YOUR GOAL: Quote the entries in full, character for character, without their images.

>>>

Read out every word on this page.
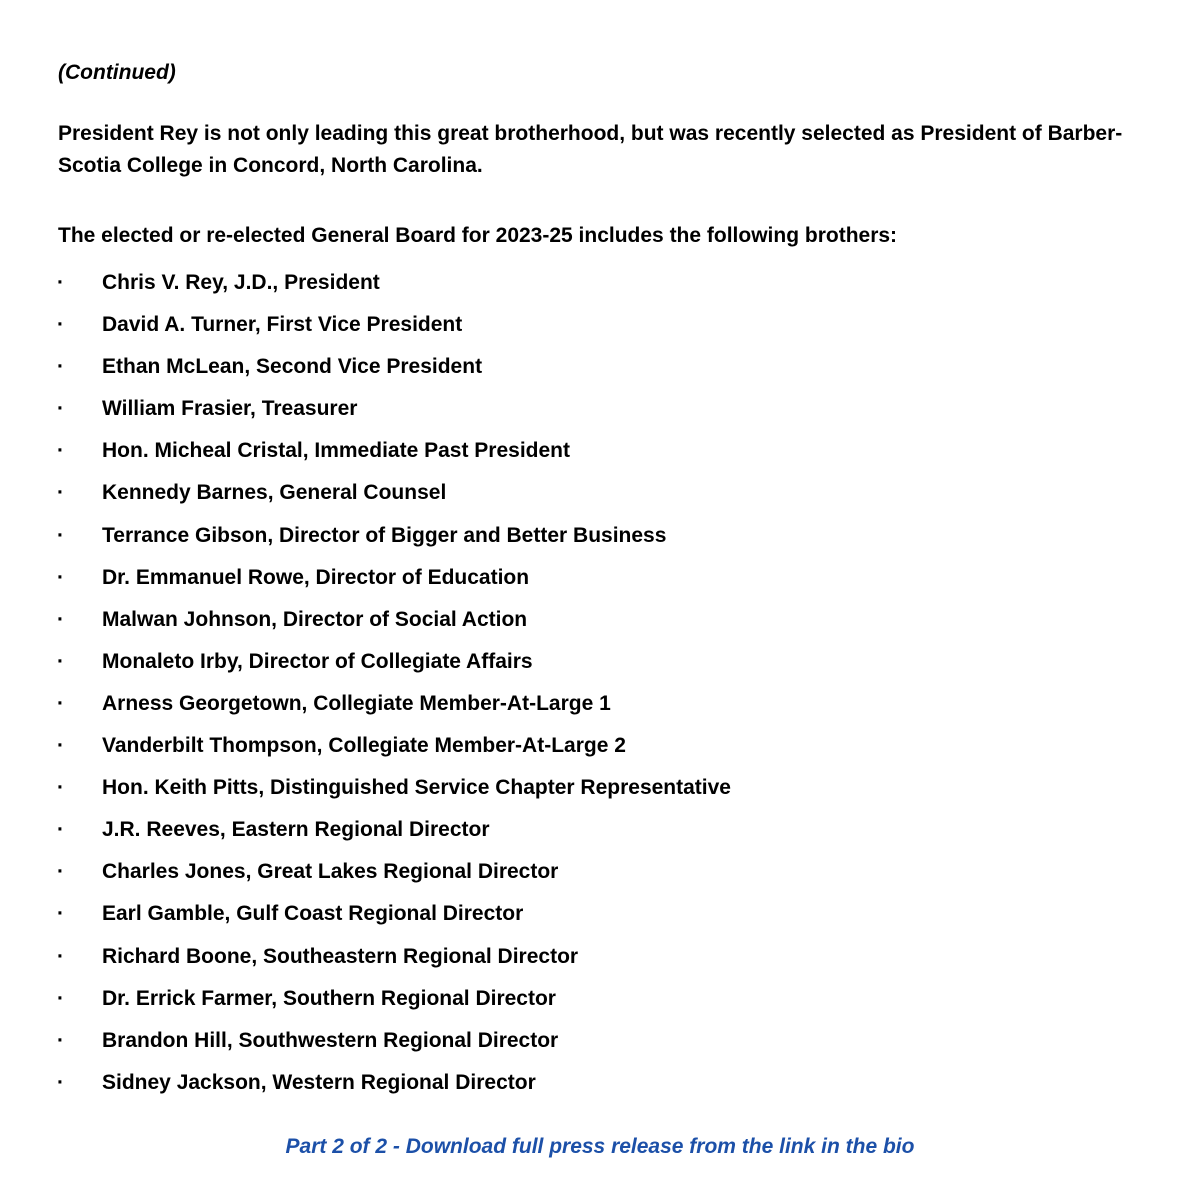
(Continued)

President Rey is not only leading this great brotherhood, but was recently selected as President of Barber-Scotia College in Concord, North Carolina.

The elected or re-elected General Board for 2023-25 includes the following brothers:

· Chris V. Rey, J.D., President
· David A. Turner, First Vice President
· Ethan McLean, Second Vice President
· William Frasier, Treasurer
· Hon. Micheal Cristal, Immediate Past President
· Kennedy Barnes, General Counsel
· Terrance Gibson, Director of Bigger and Better Business
· Dr. Emmanuel Rowe, Director of Education
· Malwan Johnson, Director of Social Action
· Monaleto Irby, Director of Collegiate Affairs
· Arness Georgetown, Collegiate Member-At-Large 1
· Vanderbilt Thompson, Collegiate Member-At-Large 2
· Hon. Keith Pitts, Distinguished Service Chapter Representative
· J.R. Reeves, Eastern Regional Director
· Charles Jones, Great Lakes Regional Director
· Earl Gamble, Gulf Coast Regional Director
· Richard Boone, Southeastern Regional Director
· Dr. Errick Farmer, Southern Regional Director
· Brandon Hill, Southwestern Regional Director
· Sidney Jackson, Western Regional Director

Part 2 of 2 - Download full press release from the link in the bio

<<<

SOLUTION TO THE EXERCISE:
Read out every word on this page.
(Continued)

President Rey is not only leading this great brotherhood, but was recently selected as President of Barber-Scotia College in Concord, North Carolina.

The elected or re-elected General Board for 2023-25 includes the following brothers:

· Chris V. Rey, J.D., President
· David A. Turner, First Vice President
· Ethan McLean, Second Vice President
· William Frasier, Treasurer
· Hon. Micheal Cristal, Immediate Past President
· Kennedy Barnes, General Counsel
· Terrance Gibson, Director of Bigger and Better Business
· Dr. Emmanuel Rowe, Director of Education
· Malwan Johnson, Director of Social Action
· Monaleto Irby, Director of Collegiate Affairs
· Arness Georgetown, Collegiate Member-At-Large 1
· Vanderbilt Thompson, Collegiate Member-At-Large 2
· Hon. Keith Pitts, Distinguished Service Chapter Representative
· J.R. Reeves, Eastern Regional Director
· Charles Jones, Great Lakes Regional Director
· Earl Gamble, Gulf Coast Regional Director
· Richard Boone, Southeastern Regional Director
· Dr. Errick Farmer, Southern Regional Director
· Brandon Hill, Southwestern Regional Director
· Sidney Jackson, Western Regional Director

Part 2 of 2 - Download full press release from the link in the bio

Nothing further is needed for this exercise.